■ **Stated problem**
Scan the lines below for the word "will". Copy each line you find it in.
*** Records supplied
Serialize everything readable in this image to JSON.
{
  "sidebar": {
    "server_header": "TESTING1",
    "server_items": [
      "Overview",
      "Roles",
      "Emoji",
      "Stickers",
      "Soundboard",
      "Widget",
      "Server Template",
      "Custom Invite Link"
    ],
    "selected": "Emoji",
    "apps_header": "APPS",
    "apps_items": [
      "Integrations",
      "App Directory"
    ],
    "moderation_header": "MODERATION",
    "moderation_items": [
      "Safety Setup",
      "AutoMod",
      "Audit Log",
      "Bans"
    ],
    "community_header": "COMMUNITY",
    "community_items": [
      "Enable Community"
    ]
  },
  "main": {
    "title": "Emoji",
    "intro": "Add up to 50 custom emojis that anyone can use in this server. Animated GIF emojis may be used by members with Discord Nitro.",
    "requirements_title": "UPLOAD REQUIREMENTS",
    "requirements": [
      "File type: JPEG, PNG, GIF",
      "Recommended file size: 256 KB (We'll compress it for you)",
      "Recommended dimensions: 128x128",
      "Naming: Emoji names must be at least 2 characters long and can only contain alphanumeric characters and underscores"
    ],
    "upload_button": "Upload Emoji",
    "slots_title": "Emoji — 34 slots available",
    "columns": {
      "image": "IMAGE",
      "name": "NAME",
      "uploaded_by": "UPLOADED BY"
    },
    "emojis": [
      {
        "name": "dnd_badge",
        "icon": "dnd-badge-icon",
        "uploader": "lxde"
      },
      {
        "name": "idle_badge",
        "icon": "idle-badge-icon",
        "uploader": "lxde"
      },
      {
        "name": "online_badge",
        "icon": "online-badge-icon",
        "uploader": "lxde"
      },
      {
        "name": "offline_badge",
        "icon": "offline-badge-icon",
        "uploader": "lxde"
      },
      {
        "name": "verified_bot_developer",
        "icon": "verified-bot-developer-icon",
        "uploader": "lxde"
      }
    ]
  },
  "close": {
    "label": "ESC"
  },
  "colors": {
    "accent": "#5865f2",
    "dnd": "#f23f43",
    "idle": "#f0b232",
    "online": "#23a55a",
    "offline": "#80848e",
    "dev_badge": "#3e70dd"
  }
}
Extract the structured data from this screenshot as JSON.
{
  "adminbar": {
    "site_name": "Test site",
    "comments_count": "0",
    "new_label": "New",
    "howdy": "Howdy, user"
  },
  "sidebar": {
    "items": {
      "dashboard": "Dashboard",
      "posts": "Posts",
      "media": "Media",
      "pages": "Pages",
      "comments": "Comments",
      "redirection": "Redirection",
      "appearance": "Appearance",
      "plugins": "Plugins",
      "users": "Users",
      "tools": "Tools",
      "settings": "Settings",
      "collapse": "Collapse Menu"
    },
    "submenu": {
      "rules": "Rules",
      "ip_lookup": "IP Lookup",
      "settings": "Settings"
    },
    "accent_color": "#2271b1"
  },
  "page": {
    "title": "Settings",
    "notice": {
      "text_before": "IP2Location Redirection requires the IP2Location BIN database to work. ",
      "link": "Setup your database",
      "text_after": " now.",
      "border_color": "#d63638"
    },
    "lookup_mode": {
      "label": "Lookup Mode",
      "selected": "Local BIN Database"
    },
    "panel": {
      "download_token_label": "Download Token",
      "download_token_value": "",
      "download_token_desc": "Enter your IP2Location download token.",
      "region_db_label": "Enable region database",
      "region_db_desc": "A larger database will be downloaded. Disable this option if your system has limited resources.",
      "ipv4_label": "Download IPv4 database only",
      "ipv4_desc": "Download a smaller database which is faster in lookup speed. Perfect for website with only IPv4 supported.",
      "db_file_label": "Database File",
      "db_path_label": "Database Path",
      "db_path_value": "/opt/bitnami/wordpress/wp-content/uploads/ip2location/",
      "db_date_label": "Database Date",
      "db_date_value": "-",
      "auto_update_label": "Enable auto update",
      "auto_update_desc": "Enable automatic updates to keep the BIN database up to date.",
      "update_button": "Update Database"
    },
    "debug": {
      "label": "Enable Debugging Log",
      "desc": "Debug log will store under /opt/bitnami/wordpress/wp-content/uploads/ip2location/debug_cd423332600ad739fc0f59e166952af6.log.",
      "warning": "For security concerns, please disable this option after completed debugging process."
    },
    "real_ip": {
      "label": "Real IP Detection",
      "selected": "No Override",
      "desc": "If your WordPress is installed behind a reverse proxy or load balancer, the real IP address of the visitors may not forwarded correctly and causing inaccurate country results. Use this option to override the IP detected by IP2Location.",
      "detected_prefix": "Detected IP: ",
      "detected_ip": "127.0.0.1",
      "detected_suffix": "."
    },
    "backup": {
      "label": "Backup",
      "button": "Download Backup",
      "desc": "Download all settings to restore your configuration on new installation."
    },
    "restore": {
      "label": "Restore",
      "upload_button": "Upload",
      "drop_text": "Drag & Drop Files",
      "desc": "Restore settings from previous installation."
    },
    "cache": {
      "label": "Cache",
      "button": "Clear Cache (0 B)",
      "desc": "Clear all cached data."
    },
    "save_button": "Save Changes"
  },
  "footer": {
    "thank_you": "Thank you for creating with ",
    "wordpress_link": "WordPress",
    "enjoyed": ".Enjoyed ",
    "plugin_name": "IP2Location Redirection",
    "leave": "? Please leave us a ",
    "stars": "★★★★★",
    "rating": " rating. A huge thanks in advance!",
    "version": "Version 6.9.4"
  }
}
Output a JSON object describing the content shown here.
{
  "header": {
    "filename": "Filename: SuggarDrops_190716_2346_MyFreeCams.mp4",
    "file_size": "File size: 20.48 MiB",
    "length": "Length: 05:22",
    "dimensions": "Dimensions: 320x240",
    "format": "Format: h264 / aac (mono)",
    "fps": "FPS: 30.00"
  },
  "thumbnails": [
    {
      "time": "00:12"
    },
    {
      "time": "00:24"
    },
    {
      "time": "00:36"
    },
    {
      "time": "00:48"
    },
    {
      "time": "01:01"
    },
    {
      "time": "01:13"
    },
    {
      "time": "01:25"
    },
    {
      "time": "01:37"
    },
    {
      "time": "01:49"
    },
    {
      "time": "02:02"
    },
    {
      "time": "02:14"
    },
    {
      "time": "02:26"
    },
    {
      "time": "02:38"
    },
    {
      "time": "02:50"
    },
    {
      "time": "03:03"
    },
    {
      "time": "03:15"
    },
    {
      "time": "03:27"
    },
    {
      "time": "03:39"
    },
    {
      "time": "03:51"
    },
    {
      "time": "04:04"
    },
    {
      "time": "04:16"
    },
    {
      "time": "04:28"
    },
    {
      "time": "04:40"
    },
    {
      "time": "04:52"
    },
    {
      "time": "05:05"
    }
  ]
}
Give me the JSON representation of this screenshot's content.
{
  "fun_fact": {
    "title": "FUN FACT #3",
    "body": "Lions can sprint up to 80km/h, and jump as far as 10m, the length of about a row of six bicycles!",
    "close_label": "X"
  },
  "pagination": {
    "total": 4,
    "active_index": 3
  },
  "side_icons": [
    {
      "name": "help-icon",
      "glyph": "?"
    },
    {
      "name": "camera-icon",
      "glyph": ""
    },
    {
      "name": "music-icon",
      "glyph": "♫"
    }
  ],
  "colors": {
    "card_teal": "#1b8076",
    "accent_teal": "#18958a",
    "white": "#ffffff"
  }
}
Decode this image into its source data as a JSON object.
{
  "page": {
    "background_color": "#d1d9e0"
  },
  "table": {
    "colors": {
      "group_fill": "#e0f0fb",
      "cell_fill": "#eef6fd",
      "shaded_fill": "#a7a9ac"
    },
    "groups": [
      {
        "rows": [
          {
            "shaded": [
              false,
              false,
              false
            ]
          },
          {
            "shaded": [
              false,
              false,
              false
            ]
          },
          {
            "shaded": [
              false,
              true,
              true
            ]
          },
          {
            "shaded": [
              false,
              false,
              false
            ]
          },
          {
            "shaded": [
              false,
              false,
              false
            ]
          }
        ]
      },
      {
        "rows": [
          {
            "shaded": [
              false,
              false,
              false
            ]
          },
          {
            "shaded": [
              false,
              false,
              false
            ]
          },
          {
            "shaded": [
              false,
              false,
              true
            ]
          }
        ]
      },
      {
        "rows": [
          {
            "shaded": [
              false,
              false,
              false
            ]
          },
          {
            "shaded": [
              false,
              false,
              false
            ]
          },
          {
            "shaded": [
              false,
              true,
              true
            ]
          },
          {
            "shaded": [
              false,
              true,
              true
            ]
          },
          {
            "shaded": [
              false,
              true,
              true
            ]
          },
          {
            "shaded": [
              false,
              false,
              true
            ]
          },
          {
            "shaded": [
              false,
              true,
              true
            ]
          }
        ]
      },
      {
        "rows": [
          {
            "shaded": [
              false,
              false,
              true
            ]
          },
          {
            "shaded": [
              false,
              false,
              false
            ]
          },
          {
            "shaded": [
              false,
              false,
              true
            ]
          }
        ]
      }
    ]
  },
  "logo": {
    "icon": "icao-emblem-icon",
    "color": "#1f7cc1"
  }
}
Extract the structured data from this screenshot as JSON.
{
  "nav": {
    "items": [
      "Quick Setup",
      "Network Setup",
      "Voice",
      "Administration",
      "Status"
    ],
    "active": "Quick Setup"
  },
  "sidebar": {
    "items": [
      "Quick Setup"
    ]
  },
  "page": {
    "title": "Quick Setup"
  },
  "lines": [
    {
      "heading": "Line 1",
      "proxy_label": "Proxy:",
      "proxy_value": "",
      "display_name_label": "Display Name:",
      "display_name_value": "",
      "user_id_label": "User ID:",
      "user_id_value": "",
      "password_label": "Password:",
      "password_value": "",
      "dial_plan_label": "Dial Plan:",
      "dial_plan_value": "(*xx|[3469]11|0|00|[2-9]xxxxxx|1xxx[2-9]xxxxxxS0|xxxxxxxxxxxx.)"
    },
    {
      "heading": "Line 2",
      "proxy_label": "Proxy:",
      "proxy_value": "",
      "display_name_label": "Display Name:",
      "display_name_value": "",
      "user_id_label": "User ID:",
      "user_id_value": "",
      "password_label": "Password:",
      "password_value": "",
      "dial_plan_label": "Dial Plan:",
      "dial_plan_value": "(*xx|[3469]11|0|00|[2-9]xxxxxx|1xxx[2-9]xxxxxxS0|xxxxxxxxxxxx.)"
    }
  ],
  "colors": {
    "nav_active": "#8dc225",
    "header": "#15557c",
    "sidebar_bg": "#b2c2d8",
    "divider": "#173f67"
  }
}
******
■ **Task solution**
      "region_db_desc": "A larger database will be downloaded. Disable this option if your system has limited resources.",
      "desc": "Debug log will store under /opt/bitnami/wordpress/wp-content/uploads/ip2location/debug_cd423332600ad739fc0f59e166952af6.log.",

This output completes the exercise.